What is needed: State the number of lines that hold the string "this", with nothing added.

Data lines:

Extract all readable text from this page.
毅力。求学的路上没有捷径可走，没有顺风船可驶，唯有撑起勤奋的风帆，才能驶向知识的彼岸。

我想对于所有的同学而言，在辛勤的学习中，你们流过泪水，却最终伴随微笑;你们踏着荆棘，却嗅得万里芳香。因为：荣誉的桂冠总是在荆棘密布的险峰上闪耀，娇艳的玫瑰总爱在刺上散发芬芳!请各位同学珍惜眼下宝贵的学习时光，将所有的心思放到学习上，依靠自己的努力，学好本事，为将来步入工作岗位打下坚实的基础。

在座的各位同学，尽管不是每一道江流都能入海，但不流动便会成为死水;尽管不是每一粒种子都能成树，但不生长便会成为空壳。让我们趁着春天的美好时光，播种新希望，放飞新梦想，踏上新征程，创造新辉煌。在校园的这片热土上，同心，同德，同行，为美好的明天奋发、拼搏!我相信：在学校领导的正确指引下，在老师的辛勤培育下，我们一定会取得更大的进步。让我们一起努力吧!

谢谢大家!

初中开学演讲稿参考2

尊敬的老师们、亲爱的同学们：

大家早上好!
--
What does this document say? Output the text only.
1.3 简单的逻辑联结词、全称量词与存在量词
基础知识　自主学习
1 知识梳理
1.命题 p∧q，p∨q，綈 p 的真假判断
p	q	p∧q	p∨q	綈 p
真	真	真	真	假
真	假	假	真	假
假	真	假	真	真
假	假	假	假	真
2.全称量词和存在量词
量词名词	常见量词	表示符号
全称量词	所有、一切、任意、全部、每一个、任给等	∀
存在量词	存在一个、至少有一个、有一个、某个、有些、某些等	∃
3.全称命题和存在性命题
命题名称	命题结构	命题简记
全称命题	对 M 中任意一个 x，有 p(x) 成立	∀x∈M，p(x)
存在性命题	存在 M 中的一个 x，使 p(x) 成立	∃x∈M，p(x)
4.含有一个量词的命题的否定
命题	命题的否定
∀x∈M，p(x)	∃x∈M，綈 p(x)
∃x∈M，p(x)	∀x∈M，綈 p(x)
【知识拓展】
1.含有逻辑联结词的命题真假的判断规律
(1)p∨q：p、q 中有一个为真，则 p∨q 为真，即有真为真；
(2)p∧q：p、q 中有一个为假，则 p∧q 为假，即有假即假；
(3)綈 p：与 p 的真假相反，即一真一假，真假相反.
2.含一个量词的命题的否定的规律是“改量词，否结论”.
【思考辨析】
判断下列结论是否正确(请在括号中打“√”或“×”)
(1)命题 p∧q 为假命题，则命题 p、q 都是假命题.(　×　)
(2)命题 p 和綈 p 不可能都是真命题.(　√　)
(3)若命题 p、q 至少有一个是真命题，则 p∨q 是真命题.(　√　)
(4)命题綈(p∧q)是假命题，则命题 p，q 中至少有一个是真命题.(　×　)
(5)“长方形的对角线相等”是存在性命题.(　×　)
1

Problem solution: 2